→ What to produce: Search the material below for the word "dung" and copy every line in which it occurs.

→ Supplied data:
>> start
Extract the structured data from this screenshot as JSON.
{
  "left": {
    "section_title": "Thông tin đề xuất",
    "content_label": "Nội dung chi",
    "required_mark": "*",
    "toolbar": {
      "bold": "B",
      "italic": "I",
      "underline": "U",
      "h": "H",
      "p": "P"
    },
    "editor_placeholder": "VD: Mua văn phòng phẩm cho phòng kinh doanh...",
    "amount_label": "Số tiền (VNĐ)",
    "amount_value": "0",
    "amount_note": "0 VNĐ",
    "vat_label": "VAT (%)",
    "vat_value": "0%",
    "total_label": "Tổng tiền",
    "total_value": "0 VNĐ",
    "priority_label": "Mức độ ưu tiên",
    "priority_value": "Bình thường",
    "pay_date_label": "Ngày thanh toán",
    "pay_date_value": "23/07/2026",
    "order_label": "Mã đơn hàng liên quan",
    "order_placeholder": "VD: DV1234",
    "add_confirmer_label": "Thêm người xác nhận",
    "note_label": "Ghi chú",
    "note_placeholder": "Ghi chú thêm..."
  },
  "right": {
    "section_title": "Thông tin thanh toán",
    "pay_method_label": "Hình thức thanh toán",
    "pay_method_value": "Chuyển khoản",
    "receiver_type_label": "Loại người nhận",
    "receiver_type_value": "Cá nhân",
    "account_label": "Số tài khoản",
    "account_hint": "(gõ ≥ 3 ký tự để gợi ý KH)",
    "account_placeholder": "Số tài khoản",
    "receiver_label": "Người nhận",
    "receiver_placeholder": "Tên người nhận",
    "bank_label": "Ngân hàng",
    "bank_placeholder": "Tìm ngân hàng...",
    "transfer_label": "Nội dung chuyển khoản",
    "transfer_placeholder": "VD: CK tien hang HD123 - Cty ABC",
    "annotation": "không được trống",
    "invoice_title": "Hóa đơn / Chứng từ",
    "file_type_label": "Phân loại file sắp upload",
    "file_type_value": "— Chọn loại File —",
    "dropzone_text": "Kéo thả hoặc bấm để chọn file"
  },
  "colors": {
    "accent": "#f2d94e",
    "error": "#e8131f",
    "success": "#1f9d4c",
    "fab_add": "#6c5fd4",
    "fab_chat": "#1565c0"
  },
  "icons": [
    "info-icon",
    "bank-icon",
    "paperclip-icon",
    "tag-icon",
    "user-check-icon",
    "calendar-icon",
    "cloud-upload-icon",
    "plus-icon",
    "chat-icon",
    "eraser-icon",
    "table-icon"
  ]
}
>> end
→ Expected output:
    "content_label": "Nội dung chi",
    "transfer_label": "Nội dung chuyển khoản",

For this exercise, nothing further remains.